Your objective
Reproduce the listing exactly, with no pictures in your copy.

[Entries from a dataset]
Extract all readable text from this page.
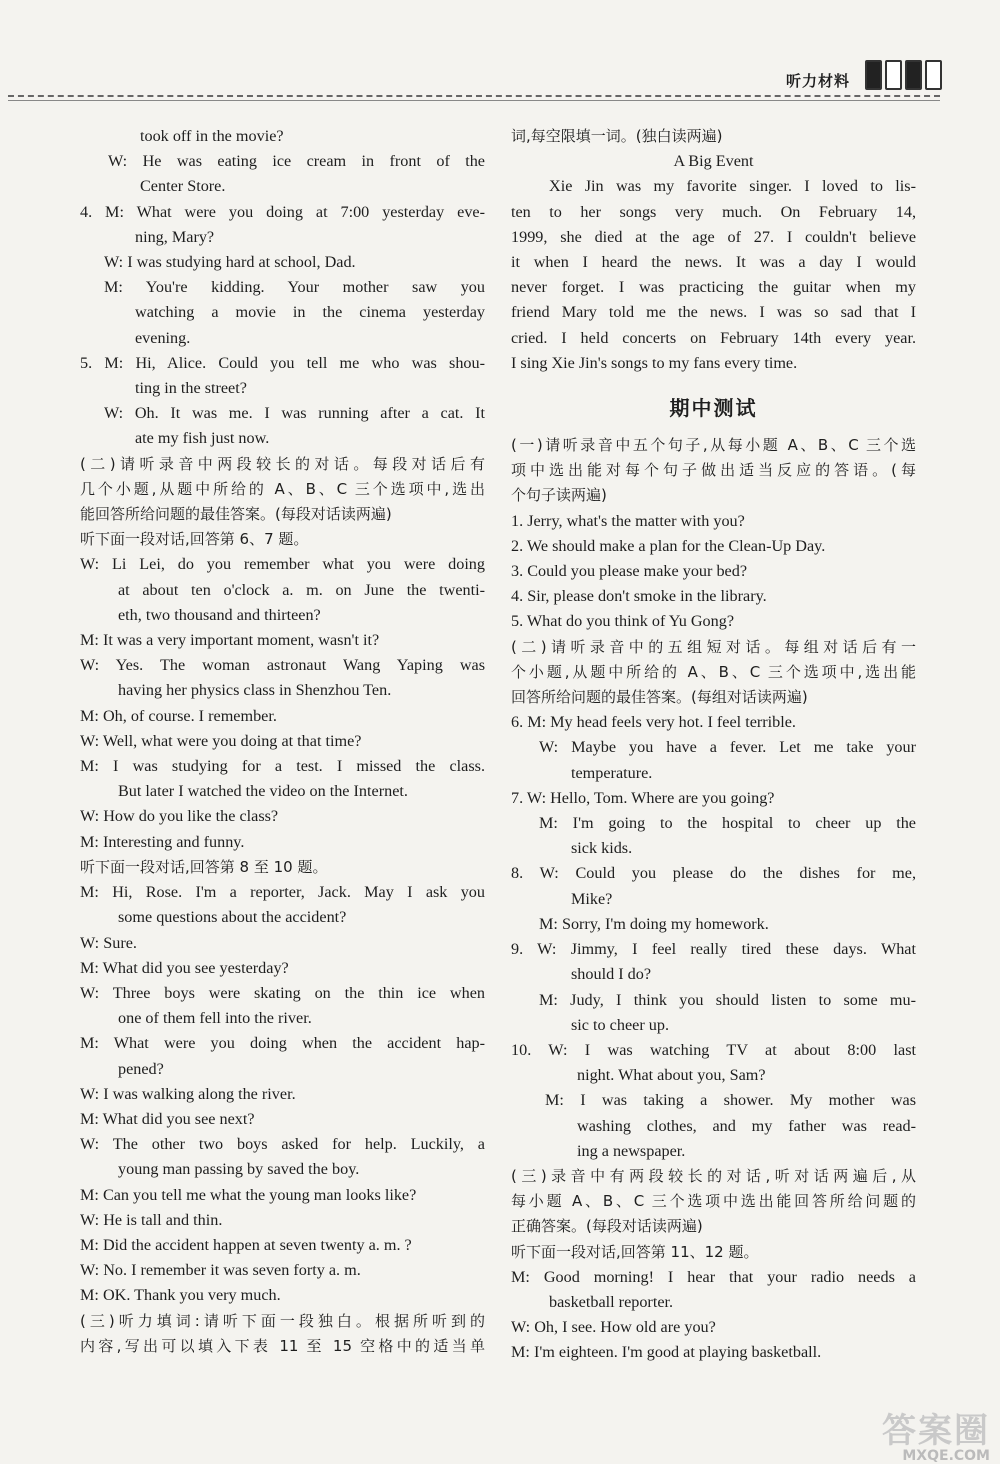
听力材料
took off in the movie?
W: He was eating ice cream in front of the
Center Store.
4. M: What were you doing at 7:00 yesterday eve-
ning, Mary?
W: I was studying hard at school, Dad.
M: You're kidding. Your mother saw you
watching a movie in the cinema yesterday
evening.
5. M: Hi, Alice. Could you tell me who was shou-
ting in the street?
W: Oh. It was me. I was running after a cat. It
ate my fish just now.
(二)请听录音中两段较长的对话。每段对话后有
几个小题,从题中所给的 A、B、C 三个选项中,选出
能回答所给问题的最佳答案。(每段对话读两遍)
听下面一段对话,回答第 6、7 题。
W: Li Lei, do you remember what you were doing
at about ten o'clock a. m. on June the twenti-
eth, two thousand and thirteen?
M: It was a very important moment, wasn't it?
W: Yes. The woman astronaut Wang Yaping was
having her physics class in Shenzhou Ten.
M: Oh, of course. I remember.
W: Well, what were you doing at that time?
M: I was studying for a test. I missed the class.
But later I watched the video on the Internet.
W: How do you like the class?
M: Interesting and funny.
听下面一段对话,回答第 8 至 10 题。
M: Hi, Rose. I'm a reporter, Jack. May I ask you
some questions about the accident?
W: Sure.
M: What did you see yesterday?
W: Three boys were skating on the thin ice when
one of them fell into the river.
M: What were you doing when the accident hap-
pened?
W: I was walking along the river.
M: What did you see next?
W: The other two boys asked for help. Luckily, a
young man passing by saved the boy.
M: Can you tell me what the young man looks like?
W: He is tall and thin.
M: Did the accident happen at seven twenty a. m. ?
W: No. I remember it was seven forty a. m.
M: OK. Thank you very much.
(三)听力填词:请听下面一段独白。根据所听到的
内容,写出可以填入下表 11 至 15 空格中的适当单
词,每空限填一词。(独白读两遍)
A Big Event
Xie Jin was my favorite singer. I loved to lis-
ten to her songs very much. On February 14,
1999, she died at the age of 27. I couldn't believe
it when I heard the news. It was a day I would
never forget. I was practicing the guitar when my
friend Mary told me the news. I was so sad that I
cried. I held concerts on February 14th every year.
I sing Xie Jin's songs to my fans every time.
期中测试
(一)请听录音中五个句子,从每小题 A、B、C 三个选
项中选出能对每个句子做出适当反应的答语。(每
个句子读两遍)
1. Jerry, what's the matter with you?
2. We should make a plan for the Clean-Up Day.
3. Could you please make your bed?
4. Sir, please don't smoke in the library.
5. What do you think of Yu Gong?
(二)请听录音中的五组短对话。每组对话后有一
个小题,从题中所给的 A、B、C 三个选项中,选出能
回答所给问题的最佳答案。(每组对话读两遍)
6. M: My head feels very hot. I feel terrible.
W: Maybe you have a fever. Let me take your
temperature.
7. W: Hello, Tom. Where are you going?
M: I'm going to the hospital to cheer up the
sick kids.
8. W: Could you please do the dishes for me,
Mike?
M: Sorry, I'm doing my homework.
9. W: Jimmy, I feel really tired these days. What
should I do?
M: Judy, I think you should listen to some mu-
sic to cheer up.
10. W: I was watching TV at about 8:00 last
night. What about you, Sam?
M: I was taking a shower. My mother was
washing clothes, and my father was read-
ing a newspaper.
(三)录音中有两段较长的对话,听对话两遍后,从
每小题 A、B、C 三个选项中选出能回答所给问题的
正确答案。(每段对话读两遍)
听下面一段对话,回答第 11、12 题。
M: Good morning! I hear that your radio needs a
basketball reporter.
W: Oh, I see. How old are you?
M: I'm eighteen. I'm good at playing basketball.
答案圈
MXQE.COM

Correct output
Extract all readable text from this page.
听力材料
took off in the movie?
W: He was eating ice cream in front of the
Center Store.
4. M: What were you doing at 7:00 yesterday eve-
ning, Mary?
W: I was studying hard at school, Dad.
M: You're kidding. Your mother saw you
watching a movie in the cinema yesterday
evening.
5. M: Hi, Alice. Could you tell me who was shou-
ting in the street?
W: Oh. It was me. I was running after a cat. It
ate my fish just now.
(二)请听录音中两段较长的对话。每段对话后有
几个小题,从题中所给的 A、B、C 三个选项中,选出
能回答所给问题的最佳答案。(每段对话读两遍)
听下面一段对话,回答第 6、7 题。
W: Li Lei, do you remember what you were doing
at about ten o'clock a. m. on June the twenti-
eth, two thousand and thirteen?
M: It was a very important moment, wasn't it?
W: Yes. The woman astronaut Wang Yaping was
having her physics class in Shenzhou Ten.
M: Oh, of course. I remember.
W: Well, what were you doing at that time?
M: I was studying for a test. I missed the class.
But later I watched the video on the Internet.
W: How do you like the class?
M: Interesting and funny.
听下面一段对话,回答第 8 至 10 题。
M: Hi, Rose. I'm a reporter, Jack. May I ask you
some questions about the accident?
W: Sure.
M: What did you see yesterday?
W: Three boys were skating on the thin ice when
one of them fell into the river.
M: What were you doing when the accident hap-
pened?
W: I was walking along the river.
M: What did you see next?
W: The other two boys asked for help. Luckily, a
young man passing by saved the boy.
M: Can you tell me what the young man looks like?
W: He is tall and thin.
M: Did the accident happen at seven twenty a. m. ?
W: No. I remember it was seven forty a. m.
M: OK. Thank you very much.
(三)听力填词:请听下面一段独白。根据所听到的
内容,写出可以填入下表 11 至 15 空格中的适当单
词,每空限填一词。(独白读两遍)
A Big Event
Xie Jin was my favorite singer. I loved to lis-
ten to her songs very much. On February 14,
1999, she died at the age of 27. I couldn't believe
it when I heard the news. It was a day I would
never forget. I was practicing the guitar when my
friend Mary told me the news. I was so sad that I
cried. I held concerts on February 14th every year.
I sing Xie Jin's songs to my fans every time.
期中测试
(一)请听录音中五个句子,从每小题 A、B、C 三个选
项中选出能对每个句子做出适当反应的答语。(每
个句子读两遍)
1. Jerry, what's the matter with you?
2. We should make a plan for the Clean-Up Day.
3. Could you please make your bed?
4. Sir, please don't smoke in the library.
5. What do you think of Yu Gong?
(二)请听录音中的五组短对话。每组对话后有一
个小题,从题中所给的 A、B、C 三个选项中,选出能
回答所给问题的最佳答案。(每组对话读两遍)
6. M: My head feels very hot. I feel terrible.
W: Maybe you have a fever. Let me take your
temperature.
7. W: Hello, Tom. Where are you going?
M: I'm going to the hospital to cheer up the
sick kids.
8. W: Could you please do the dishes for me,
Mike?
M: Sorry, I'm doing my homework.
9. W: Jimmy, I feel really tired these days. What
should I do?
M: Judy, I think you should listen to some mu-
sic to cheer up.
10. W: I was watching TV at about 8:00 last
night. What about you, Sam?
M: I was taking a shower. My mother was
washing clothes, and my father was read-
ing a newspaper.
(三)录音中有两段较长的对话,听对话两遍后,从
每小题 A、B、C 三个选项中选出能回答所给问题的
正确答案。(每段对话读两遍)
听下面一段对话,回答第 11、12 题。
M: Good morning! I hear that your radio needs a
basketball reporter.
W: Oh, I see. How old are you?
M: I'm eighteen. I'm good at playing basketball.
答案圈
MXQE.COM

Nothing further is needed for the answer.